Dataset rows
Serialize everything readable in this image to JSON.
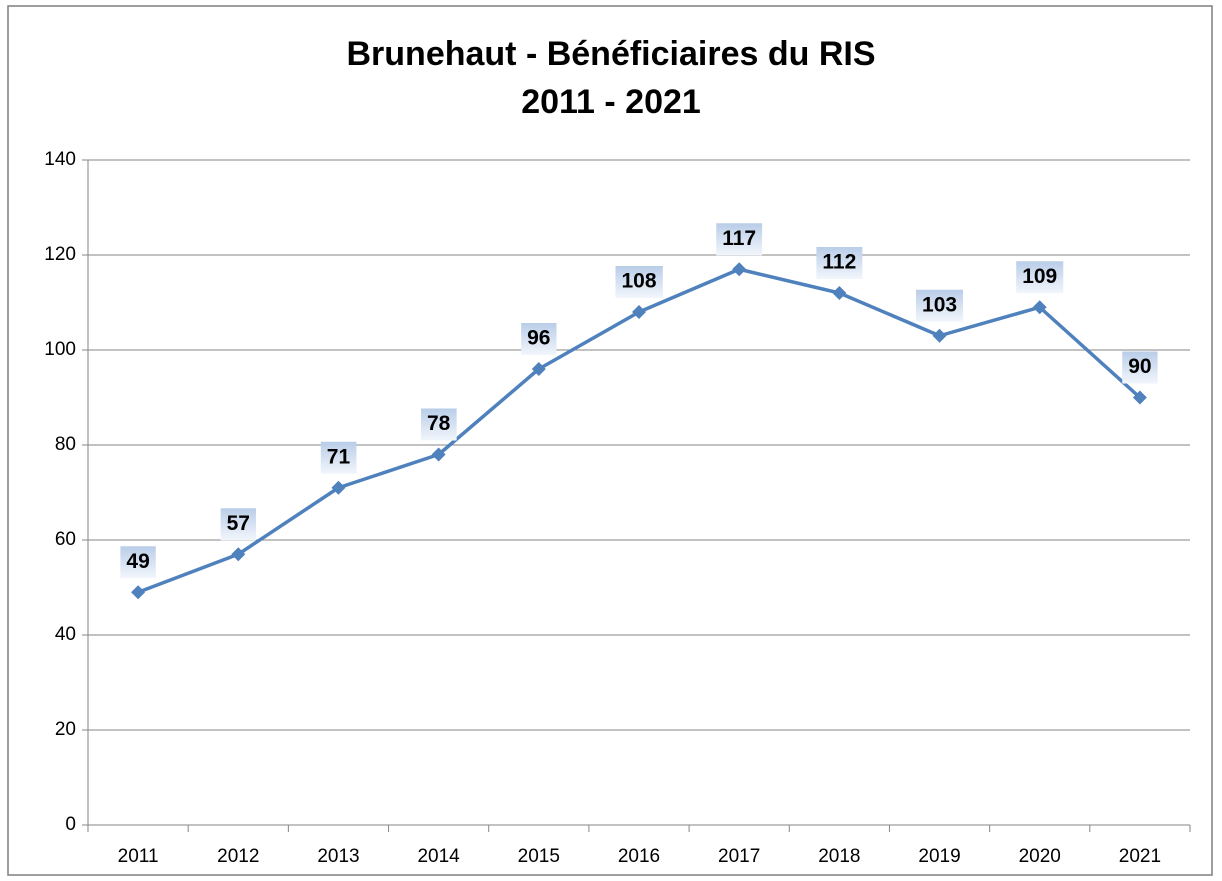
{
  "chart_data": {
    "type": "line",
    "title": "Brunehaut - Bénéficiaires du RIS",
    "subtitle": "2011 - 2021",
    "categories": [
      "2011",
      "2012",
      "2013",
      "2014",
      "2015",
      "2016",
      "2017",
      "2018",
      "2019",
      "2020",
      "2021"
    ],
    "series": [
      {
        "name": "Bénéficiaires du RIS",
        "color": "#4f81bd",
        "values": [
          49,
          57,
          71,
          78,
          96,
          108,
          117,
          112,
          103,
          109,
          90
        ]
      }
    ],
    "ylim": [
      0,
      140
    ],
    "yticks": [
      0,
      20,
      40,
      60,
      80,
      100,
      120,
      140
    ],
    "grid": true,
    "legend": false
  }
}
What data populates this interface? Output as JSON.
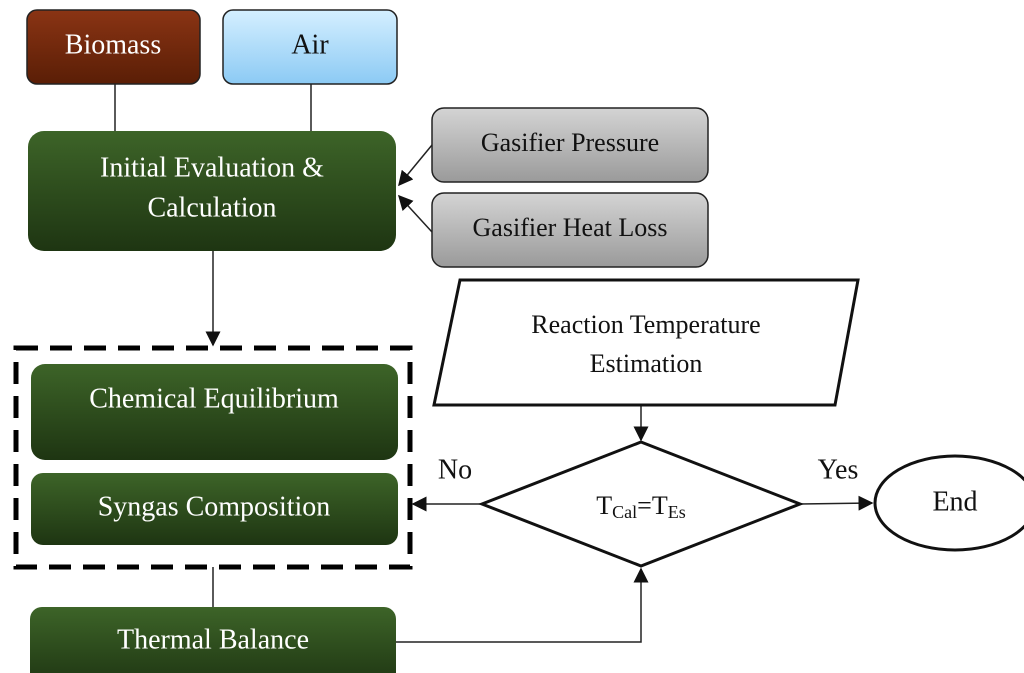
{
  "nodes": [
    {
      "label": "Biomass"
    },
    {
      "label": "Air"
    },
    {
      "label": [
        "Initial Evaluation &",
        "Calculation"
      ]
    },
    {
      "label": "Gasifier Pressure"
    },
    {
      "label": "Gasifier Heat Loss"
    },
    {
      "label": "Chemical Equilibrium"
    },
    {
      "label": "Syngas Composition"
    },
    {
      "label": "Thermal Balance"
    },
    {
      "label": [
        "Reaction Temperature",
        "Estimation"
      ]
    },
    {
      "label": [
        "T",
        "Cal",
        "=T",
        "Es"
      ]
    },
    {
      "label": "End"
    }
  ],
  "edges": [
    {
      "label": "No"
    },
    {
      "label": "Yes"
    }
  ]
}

• [Aim of the task]: From the data, pick out every line that includes "Bénéficiaires".

• [Answer in full]:
    "title": "Brunehaut - Bénéficiaires du RIS",
        "name": "Bénéficiaires du RIS",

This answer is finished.